— Tu tarea —
Por favor, indica qué preguntó la niña de 12 años al terminar de ver El Imperio contraataca, según el texto sobre la princesa Leia.

— Texto para revisar —
****

20 junio 2016

La princesa Leia estaba siempre cabreada

Es una pequeña mujer, tiene 12 años y ha descubierto hace pocos días la saga de La Guerra de las Galaxias. El episodio V, conocido en su versión española como El Imperio contraataca, le gustó mucho, pero según terminamos de verlo, me preguntó con toda naturalidad: "¿Por qué no hay mujeres Jedi?". Glubs. 

Yo tenía la misma edad cuando asistí deslumbrada y en pantalla grande a la primera película de la saga y jamás durante décadas me pregunté algo tan obvio. No quise pensar en la de años que hace de aquello y salí del apuro contestando que nuestro mundo ha ido cambiando y que es probable que el reparto de papeles entre personajes masculinos y femeninos sea distinto la próxima vez que surja una historia tan grande en el cine.

Lo cierto es que la princesa Leia fue concebida como una heroína, con los rasgos clásicos de bondad, inteligencia y valentía, y desde luego para nada era una chica pusilánime. Leia no es la protagonista del cuento tradicional que no pega ojo porque habían escondido unos guisantes bajo el montón de capas del principesco colchón. Ahora bien, los rasgos de humor de la primera trilogía, muy simpáticos, guardan algunos chistes fáciles acerca del estereotipo del mal carácter de la mujer valiente, inteligente y con criterio autónomo, como es el caso del personaje que encarnó Carrie Fisher.

Me esperaban más sorpresas. Como todo el mundo sabe, las mujeres somos capaces de remendar o paliar casi cualquier circunstancia familiar extraordinaria, por lo que me tocó sustituir pocos días más tarde a la niña que soñaba con ver mujeres Jedi luchando contra el lado oscuro de la Fuerza. Fue en una clase de conversación de inglés, que es lo que se lleva ahora. La joven profesora intentó sacar de mí algo parecido al lenguaje articulado mostrándome en la pantalla de su iPad a distintas protagonistas femeninas de la historia del cine. Glubs. Allí estaban Judy Garland encarnando a Dorothy de El Mago de Oz, la propia princesa Leia; Mérida, la valiente arquera protagonista de dibujos animados de Brave, y la oscarizada actriz Jennifer Lawrence como Katniss, la concursante y valiente arquera de la primera entrega en el cine de Los juegos del hambre.

****

— Entradas de datos —

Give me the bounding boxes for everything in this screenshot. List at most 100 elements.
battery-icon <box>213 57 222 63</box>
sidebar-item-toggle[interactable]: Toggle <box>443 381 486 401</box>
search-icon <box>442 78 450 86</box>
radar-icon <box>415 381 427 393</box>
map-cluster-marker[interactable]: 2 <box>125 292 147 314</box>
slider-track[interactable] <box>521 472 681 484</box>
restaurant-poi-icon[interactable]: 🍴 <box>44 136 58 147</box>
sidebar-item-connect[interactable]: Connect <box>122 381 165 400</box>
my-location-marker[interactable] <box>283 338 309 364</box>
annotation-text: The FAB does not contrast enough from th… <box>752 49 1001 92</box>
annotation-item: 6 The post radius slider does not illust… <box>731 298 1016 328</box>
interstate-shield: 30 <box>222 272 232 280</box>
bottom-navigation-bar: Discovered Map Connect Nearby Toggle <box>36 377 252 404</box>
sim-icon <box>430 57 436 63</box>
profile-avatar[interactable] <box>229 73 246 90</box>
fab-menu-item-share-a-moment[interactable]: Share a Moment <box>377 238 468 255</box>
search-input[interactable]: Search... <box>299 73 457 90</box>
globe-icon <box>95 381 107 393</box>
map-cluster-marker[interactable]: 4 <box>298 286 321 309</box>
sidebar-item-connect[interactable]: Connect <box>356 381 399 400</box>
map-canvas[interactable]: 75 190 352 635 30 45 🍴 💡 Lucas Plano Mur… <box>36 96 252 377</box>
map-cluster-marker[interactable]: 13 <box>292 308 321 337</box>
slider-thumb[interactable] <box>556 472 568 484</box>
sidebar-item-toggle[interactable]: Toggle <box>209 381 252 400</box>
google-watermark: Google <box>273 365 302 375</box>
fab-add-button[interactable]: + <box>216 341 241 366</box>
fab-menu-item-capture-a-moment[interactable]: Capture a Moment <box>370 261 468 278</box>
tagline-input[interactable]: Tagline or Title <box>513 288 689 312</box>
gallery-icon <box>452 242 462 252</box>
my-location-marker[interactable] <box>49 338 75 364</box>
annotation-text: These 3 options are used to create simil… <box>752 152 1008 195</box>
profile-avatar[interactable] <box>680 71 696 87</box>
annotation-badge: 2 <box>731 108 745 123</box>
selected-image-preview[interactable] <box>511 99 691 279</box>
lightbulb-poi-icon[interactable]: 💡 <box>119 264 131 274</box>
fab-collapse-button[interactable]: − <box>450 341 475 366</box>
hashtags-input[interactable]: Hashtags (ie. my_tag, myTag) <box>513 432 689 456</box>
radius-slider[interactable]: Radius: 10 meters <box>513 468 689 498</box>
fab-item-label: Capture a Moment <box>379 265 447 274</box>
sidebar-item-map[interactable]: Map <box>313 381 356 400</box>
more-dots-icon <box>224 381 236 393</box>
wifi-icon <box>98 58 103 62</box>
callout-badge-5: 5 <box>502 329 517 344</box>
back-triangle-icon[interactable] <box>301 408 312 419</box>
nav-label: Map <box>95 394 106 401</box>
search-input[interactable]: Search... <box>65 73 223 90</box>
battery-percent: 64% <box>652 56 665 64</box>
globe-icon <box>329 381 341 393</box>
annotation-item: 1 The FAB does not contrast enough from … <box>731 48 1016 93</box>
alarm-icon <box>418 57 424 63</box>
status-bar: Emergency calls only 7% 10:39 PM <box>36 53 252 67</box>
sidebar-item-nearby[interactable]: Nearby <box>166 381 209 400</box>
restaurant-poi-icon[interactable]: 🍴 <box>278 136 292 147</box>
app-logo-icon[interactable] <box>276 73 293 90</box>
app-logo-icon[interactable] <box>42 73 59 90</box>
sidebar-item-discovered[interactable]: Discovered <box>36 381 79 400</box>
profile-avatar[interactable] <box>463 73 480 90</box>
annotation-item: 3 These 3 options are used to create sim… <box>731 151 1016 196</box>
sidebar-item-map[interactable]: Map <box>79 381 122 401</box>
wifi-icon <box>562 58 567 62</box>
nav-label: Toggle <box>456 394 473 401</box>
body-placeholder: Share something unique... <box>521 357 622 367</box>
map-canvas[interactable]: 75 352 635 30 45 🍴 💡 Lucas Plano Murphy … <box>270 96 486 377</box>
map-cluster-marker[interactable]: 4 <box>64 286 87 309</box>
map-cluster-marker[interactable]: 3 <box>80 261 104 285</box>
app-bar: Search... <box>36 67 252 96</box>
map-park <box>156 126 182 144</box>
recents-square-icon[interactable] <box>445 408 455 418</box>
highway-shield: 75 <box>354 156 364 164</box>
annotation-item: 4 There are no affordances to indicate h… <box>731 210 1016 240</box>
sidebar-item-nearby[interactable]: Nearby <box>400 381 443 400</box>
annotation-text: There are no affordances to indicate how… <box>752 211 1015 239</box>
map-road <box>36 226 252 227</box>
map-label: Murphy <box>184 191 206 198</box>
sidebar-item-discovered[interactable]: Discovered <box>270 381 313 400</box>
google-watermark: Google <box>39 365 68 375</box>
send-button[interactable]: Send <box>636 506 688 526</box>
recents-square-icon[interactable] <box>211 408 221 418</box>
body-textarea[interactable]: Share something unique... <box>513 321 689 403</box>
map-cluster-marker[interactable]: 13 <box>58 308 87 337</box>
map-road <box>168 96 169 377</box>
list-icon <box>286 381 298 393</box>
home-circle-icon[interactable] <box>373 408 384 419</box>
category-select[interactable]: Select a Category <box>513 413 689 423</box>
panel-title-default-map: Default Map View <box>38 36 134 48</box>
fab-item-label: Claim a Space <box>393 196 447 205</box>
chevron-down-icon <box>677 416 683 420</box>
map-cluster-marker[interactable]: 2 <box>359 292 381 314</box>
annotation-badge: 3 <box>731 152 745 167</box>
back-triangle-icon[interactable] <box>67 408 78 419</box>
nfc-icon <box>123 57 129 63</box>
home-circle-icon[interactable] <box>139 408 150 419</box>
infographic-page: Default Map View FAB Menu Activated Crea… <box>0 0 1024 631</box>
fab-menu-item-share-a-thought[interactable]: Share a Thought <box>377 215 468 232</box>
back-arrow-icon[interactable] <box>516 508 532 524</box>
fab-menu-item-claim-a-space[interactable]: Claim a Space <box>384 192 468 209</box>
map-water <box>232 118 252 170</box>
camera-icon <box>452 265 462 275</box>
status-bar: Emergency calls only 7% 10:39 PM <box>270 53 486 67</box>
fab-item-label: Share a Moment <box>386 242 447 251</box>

****

— Solución —
Preguntó: "¿Por qué no hay mujeres Jedi?".